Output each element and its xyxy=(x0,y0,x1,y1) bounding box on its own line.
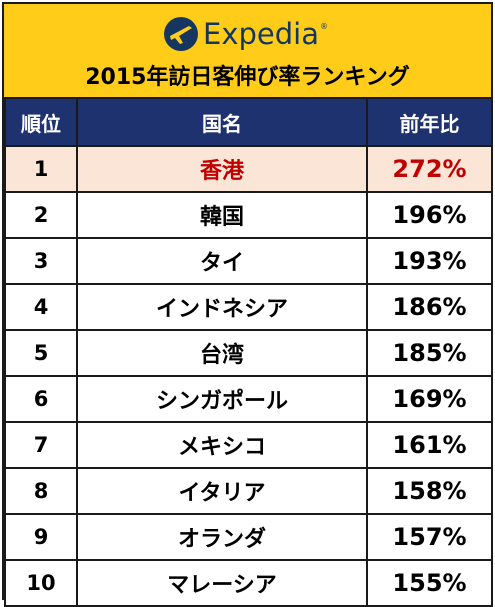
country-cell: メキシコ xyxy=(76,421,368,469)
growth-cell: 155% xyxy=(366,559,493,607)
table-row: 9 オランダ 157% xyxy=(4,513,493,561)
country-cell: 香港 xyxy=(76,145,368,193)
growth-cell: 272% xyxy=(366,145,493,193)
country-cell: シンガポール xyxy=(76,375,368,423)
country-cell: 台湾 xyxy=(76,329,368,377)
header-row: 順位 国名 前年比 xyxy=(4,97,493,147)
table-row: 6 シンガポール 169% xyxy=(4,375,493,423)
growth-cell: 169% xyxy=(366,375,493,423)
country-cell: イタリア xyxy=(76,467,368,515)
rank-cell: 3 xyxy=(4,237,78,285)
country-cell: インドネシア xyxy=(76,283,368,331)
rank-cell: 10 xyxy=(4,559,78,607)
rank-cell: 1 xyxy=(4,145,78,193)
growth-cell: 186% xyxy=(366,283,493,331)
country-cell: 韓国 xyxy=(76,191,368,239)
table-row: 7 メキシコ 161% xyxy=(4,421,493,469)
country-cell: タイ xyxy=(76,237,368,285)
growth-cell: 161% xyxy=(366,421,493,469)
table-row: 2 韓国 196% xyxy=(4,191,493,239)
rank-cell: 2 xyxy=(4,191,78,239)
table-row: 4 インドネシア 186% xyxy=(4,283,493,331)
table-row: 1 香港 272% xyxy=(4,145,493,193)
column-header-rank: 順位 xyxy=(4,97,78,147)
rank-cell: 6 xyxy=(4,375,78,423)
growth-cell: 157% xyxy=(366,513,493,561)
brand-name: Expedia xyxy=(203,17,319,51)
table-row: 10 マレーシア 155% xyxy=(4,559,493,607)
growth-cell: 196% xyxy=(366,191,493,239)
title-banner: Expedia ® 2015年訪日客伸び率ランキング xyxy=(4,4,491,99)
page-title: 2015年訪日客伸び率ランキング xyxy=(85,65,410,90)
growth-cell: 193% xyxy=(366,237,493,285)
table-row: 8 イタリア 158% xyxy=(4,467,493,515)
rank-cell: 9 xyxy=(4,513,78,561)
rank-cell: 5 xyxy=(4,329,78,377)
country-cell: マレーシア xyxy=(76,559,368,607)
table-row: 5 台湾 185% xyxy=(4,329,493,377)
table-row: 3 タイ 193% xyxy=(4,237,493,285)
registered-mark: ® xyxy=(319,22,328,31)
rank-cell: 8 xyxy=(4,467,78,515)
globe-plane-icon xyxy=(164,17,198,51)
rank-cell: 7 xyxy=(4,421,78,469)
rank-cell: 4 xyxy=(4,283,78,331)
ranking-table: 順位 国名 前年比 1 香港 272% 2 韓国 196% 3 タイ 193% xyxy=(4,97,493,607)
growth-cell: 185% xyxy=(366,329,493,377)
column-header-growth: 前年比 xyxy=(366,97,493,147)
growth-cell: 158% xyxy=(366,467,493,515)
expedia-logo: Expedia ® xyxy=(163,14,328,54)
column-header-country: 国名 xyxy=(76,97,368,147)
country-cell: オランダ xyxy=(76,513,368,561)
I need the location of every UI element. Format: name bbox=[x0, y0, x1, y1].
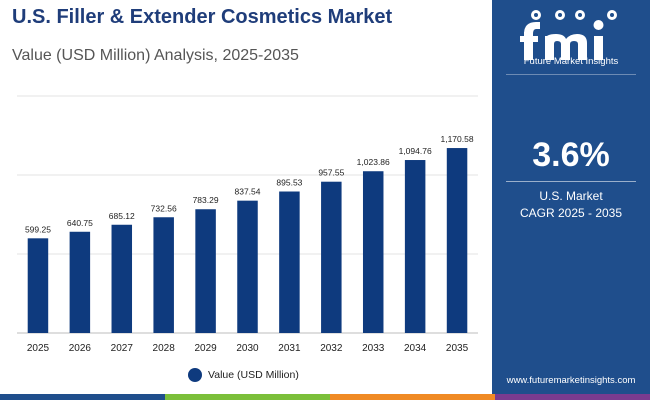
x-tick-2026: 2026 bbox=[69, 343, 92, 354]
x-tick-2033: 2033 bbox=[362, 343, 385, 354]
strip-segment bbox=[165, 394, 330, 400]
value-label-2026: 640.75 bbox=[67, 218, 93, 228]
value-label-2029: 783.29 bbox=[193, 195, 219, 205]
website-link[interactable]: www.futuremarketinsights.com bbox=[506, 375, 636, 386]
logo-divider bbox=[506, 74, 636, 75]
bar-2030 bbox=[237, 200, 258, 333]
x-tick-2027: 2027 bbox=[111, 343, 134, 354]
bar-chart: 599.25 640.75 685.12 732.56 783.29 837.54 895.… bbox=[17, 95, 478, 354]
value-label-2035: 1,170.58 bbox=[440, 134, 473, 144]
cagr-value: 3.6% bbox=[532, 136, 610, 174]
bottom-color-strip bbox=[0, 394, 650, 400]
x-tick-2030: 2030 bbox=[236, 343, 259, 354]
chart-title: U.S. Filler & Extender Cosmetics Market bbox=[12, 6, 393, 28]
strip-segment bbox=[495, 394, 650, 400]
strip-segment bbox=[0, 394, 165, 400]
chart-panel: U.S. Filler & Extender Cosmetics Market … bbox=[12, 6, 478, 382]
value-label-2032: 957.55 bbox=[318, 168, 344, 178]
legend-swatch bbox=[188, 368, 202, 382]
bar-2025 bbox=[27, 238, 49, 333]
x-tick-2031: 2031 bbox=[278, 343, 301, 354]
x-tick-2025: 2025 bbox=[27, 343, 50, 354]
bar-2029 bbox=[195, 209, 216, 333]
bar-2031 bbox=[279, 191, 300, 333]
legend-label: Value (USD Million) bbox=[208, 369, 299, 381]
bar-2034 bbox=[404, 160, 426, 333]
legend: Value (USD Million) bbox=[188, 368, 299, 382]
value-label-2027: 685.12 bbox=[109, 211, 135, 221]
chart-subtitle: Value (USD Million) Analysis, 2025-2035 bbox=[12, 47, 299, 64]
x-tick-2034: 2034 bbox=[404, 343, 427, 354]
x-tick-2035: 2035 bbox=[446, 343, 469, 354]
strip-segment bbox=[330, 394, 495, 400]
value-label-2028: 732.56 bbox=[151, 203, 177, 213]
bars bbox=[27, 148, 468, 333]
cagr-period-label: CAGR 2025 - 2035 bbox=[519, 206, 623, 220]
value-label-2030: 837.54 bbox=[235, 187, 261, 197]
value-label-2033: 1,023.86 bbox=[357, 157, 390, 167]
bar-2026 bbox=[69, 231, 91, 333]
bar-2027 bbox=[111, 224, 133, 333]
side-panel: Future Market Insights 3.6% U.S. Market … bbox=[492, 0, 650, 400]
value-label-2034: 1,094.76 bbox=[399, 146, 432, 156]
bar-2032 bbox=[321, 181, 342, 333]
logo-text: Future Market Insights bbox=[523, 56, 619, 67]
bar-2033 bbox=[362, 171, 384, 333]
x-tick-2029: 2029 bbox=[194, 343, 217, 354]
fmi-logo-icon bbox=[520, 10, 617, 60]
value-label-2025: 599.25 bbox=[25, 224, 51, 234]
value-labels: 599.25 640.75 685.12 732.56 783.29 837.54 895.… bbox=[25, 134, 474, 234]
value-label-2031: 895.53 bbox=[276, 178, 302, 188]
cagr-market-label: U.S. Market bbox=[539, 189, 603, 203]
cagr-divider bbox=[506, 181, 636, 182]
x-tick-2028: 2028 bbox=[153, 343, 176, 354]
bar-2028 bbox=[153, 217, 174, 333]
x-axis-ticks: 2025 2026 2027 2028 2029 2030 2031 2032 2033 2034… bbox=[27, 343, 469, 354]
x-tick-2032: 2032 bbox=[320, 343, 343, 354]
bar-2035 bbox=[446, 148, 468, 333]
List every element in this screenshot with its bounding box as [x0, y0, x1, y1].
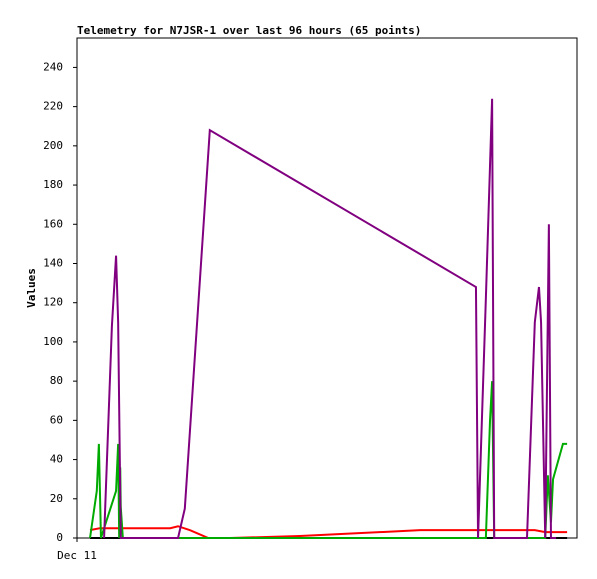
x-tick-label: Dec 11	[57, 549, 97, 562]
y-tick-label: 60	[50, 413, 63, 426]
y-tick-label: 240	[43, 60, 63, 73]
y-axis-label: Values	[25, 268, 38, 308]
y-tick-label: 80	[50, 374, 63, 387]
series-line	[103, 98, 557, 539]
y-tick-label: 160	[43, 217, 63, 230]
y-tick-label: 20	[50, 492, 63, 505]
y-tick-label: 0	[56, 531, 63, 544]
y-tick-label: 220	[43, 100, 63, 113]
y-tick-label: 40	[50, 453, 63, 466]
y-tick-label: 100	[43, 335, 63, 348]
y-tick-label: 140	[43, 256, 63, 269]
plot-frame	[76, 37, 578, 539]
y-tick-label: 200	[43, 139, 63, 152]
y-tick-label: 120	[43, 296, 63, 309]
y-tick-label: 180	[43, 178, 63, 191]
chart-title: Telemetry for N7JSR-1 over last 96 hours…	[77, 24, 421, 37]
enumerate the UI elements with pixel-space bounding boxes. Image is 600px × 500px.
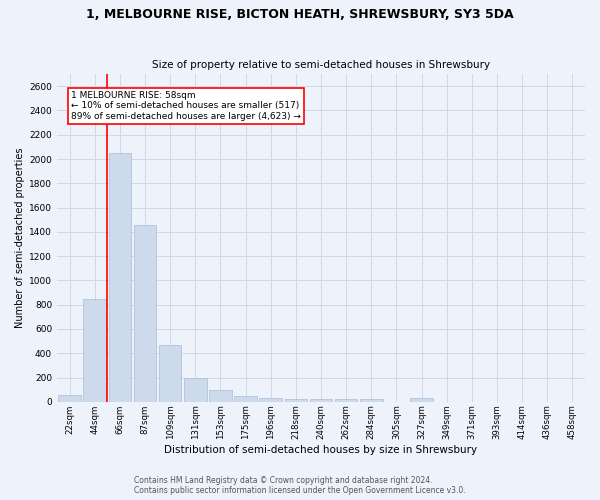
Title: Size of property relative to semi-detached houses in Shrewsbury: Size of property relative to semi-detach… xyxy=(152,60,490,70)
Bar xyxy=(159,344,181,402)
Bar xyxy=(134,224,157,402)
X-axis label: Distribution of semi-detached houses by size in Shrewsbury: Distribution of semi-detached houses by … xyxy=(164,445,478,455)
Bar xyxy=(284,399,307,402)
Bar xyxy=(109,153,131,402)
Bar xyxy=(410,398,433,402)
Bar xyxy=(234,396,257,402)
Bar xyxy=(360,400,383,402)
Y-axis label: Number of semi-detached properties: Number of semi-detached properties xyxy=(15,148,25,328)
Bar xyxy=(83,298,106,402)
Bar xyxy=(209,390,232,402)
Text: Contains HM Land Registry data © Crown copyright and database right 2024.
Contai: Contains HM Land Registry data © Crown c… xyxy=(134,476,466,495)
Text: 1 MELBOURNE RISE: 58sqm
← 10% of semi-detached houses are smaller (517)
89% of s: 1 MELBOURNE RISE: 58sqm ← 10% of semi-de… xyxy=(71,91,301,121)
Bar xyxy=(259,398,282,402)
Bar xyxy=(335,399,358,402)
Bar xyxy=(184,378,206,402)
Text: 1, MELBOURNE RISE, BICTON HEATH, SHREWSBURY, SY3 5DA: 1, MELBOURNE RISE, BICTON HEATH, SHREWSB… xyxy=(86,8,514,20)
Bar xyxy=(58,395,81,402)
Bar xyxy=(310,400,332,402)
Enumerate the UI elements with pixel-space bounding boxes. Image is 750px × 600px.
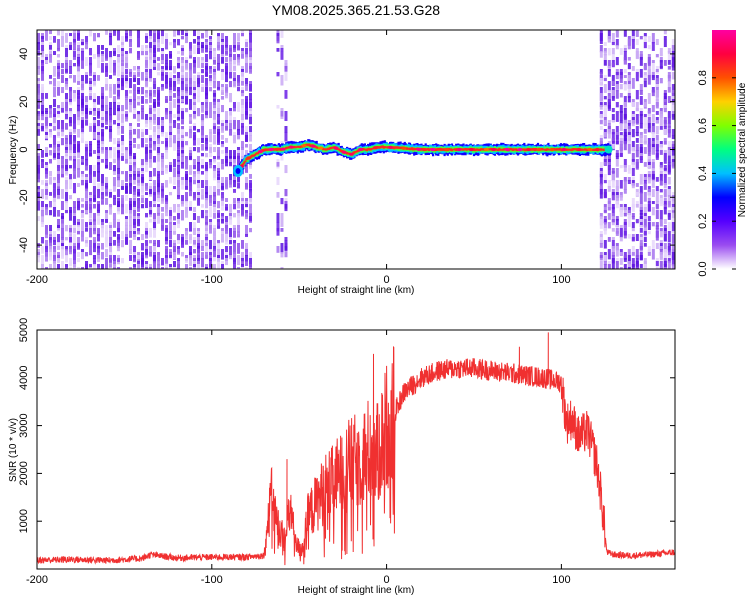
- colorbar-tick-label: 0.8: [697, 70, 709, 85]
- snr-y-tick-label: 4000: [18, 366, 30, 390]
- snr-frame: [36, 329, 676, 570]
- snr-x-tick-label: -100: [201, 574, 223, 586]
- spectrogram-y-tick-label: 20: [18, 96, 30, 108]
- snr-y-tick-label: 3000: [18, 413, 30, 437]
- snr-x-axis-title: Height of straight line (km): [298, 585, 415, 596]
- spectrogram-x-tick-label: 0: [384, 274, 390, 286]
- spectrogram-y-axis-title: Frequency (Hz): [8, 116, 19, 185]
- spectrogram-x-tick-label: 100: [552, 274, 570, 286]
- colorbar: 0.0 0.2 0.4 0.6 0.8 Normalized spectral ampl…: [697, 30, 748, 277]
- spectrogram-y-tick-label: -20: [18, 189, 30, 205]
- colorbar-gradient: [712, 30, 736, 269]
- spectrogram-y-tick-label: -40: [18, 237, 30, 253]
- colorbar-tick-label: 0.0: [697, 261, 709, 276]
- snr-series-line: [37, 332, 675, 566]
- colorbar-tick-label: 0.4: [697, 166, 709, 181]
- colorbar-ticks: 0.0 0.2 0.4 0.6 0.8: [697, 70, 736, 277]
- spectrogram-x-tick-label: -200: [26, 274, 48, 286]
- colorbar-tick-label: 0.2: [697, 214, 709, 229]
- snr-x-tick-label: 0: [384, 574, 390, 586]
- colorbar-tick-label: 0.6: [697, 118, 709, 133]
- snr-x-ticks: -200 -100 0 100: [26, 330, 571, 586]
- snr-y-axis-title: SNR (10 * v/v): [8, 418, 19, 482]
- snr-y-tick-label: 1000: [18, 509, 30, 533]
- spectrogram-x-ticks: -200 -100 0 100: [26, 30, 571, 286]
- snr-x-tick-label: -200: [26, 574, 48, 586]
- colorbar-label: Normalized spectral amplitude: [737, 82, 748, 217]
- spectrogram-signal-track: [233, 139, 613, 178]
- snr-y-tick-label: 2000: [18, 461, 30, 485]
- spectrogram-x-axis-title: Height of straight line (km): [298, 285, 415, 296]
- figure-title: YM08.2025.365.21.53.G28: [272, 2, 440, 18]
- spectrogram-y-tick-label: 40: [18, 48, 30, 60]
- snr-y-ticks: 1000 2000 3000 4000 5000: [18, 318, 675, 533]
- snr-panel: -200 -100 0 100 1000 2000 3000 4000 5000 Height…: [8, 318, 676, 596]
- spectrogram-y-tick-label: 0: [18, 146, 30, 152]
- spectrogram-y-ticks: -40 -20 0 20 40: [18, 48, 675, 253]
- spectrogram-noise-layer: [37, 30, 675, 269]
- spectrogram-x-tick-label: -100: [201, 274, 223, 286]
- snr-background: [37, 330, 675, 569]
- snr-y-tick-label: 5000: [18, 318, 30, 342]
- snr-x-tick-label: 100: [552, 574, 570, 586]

========

→ What to work on: Lay out the part of the records above that opens with the line containing "549, 97, 562]" and closes with the line containing "178, 63, 191]" as a numbered list, skipping any blank lines.

→ Task answer:
1. x-tick-label: Dec 11	[57, 549, 97, 562]
2. y-tick-label: 60	[50, 413, 63, 426]
3. y-tick-label: 240	[43, 60, 63, 73]
4. y-axis-label: Values	[25, 268, 38, 308]
5. y-tick-label: 80	[50, 374, 63, 387]
6. series-line	[103, 98, 557, 539]
7. y-tick-label: 160	[43, 217, 63, 230]
8. y-tick-label: 20	[50, 492, 63, 505]
9. y-tick-label: 0	[56, 531, 63, 544]
10. y-tick-label: 220	[43, 100, 63, 113]
11. y-tick-label: 40	[50, 453, 63, 466]
12. y-tick-label: 100	[43, 335, 63, 348]
13. y-tick-label: 140	[43, 256, 63, 269]
14. plot-frame	[76, 37, 578, 539]
15. y-tick-label: 200	[43, 139, 63, 152]
16. y-tick-label: 120	[43, 296, 63, 309]
17. y-tick-label: 180	[43, 178, 63, 191]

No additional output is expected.